● **Task directions**
Reproduce the full listing that appears beneath this instruction exactly.

● **Data supplied**
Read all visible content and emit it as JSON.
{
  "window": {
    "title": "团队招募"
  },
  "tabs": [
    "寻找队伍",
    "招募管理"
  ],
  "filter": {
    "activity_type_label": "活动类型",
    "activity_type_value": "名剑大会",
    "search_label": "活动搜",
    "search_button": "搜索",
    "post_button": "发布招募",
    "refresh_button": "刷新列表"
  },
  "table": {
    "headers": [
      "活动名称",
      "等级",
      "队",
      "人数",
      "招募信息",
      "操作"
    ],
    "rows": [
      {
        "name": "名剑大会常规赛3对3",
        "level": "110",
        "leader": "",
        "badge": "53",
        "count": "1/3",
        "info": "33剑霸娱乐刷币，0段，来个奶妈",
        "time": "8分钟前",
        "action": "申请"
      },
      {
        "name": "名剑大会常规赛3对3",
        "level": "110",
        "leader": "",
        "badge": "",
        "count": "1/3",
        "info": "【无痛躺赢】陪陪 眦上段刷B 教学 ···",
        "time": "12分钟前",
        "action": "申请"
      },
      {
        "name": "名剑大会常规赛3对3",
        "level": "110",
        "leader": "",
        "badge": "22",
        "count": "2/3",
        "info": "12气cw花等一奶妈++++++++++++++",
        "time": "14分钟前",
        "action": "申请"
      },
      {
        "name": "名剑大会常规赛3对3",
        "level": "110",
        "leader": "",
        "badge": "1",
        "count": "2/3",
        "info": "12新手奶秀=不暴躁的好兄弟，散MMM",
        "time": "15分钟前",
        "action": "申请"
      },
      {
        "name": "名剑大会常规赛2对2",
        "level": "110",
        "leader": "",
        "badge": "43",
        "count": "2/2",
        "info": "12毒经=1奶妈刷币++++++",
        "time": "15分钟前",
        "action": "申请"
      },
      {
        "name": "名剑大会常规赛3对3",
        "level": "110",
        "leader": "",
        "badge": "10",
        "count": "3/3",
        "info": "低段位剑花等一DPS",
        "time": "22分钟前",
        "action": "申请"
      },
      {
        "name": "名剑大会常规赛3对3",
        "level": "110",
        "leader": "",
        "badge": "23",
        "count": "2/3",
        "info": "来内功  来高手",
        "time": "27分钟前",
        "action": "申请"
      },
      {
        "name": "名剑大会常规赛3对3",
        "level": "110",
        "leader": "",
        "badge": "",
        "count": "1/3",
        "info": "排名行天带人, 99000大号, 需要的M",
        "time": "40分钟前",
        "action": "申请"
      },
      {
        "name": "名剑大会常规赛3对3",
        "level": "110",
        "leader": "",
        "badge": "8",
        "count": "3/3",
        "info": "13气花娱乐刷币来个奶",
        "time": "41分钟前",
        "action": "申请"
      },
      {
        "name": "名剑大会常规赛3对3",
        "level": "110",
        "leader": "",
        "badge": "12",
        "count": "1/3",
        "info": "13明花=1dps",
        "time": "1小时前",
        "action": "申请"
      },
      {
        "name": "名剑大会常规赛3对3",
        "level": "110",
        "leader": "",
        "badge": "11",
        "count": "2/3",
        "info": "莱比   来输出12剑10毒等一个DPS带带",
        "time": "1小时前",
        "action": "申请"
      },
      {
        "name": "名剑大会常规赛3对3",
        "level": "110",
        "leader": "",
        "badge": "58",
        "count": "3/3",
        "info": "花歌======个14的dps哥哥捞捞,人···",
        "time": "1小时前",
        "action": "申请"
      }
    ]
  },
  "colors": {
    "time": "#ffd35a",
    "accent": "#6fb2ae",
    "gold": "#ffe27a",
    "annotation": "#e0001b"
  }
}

● **Exercise result**
Read all visible content and emit it as JSON.
{
  "window": {
    "title": "团队招募"
  },
  "tabs": [
    "寻找队伍",
    "招募管理"
  ],
  "filter": {
    "activity_type_label": "活动类型",
    "activity_type_value": "名剑大会",
    "search_label": "活动搜",
    "search_button": "搜索",
    "post_button": "发布招募",
    "refresh_button": "刷新列表"
  },
  "table": {
    "headers": [
      "活动名称",
      "等级",
      "队",
      "人数",
      "招募信息",
      "操作"
    ],
    "rows": [
      {
        "name": "名剑大会常规赛3对3",
        "level": "110",
        "leader": "",
        "badge": "53",
        "count": "1/3",
        "info": "33剑霸娱乐刷币，0段，来个奶妈",
        "time": "8分钟前",
        "action": "申请"
      },
      {
        "name": "名剑大会常规赛3对3",
        "level": "110",
        "leader": "",
        "badge": "",
        "count": "1/3",
        "info": "【无痛躺赢】陪陪 眦上段刷B 教学 ···",
        "time": "12分钟前",
        "action": "申请"
      },
      {
        "name": "名剑大会常规赛3对3",
        "level": "110",
        "leader": "",
        "badge": "22",
        "count": "2/3",
        "info": "12气cw花等一奶妈++++++++++++++",
        "time": "14分钟前",
        "action": "申请"
      },
      {
        "name": "名剑大会常规赛3对3",
        "level": "110",
        "leader": "",
        "badge": "1",
        "count": "2/3",
        "info": "12新手奶秀=不暴躁的好兄弟，散MMM",
        "time": "15分钟前",
        "action": "申请"
      },
      {
        "name": "名剑大会常规赛2对2",
        "level": "110",
        "leader": "",
        "badge": "43",
        "count": "2/2",
        "info": "12毒经=1奶妈刷币++++++",
        "time": "15分钟前",
        "action": "申请"
      },
      {
        "name": "名剑大会常规赛3对3",
        "level": "110",
        "leader": "",
        "badge": "10",
        "count": "3/3",
        "info": "低段位剑花等一DPS",
        "time": "22分钟前",
        "action": "申请"
      },
      {
        "name": "名剑大会常规赛3对3",
        "level": "110",
        "leader": "",
        "badge": "23",
        "count": "2/3",
        "info": "来内功  来高手",
        "time": "27分钟前",
        "action": "申请"
      },
      {
        "name": "名剑大会常规赛3对3",
        "level": "110",
        "leader": "",
        "badge": "",
        "count": "1/3",
        "info": "排名行天带人, 99000大号, 需要的M",
        "time": "40分钟前",
        "action": "申请"
      },
      {
        "name": "名剑大会常规赛3对3",
        "level": "110",
        "leader": "",
        "badge": "8",
        "count": "3/3",
        "info": "13气花娱乐刷币来个奶",
        "time": "41分钟前",
        "action": "申请"
      },
      {
        "name": "名剑大会常规赛3对3",
        "level": "110",
        "leader": "",
        "badge": "12",
        "count": "1/3",
        "info": "13明花=1dps",
        "time": "1小时前",
        "action": "申请"
      },
      {
        "name": "名剑大会常规赛3对3",
        "level": "110",
        "leader": "",
        "badge": "11",
        "count": "2/3",
        "info": "莱比   来输出12剑10毒等一个DPS带带",
        "time": "1小时前",
        "action": "申请"
      },
      {
        "name": "名剑大会常规赛3对3",
        "level": "110",
        "leader": "",
        "badge": "58",
        "count": "3/3",
        "info": "花歌======个14的dps哥哥捞捞,人···",
        "time": "1小时前",
        "action": "申请"
      }
    ]
  },
  "colors": {
    "time": "#ffd35a",
    "accent": "#6fb2ae",
    "gold": "#ffe27a",
    "annotation": "#e0001b"
  }
}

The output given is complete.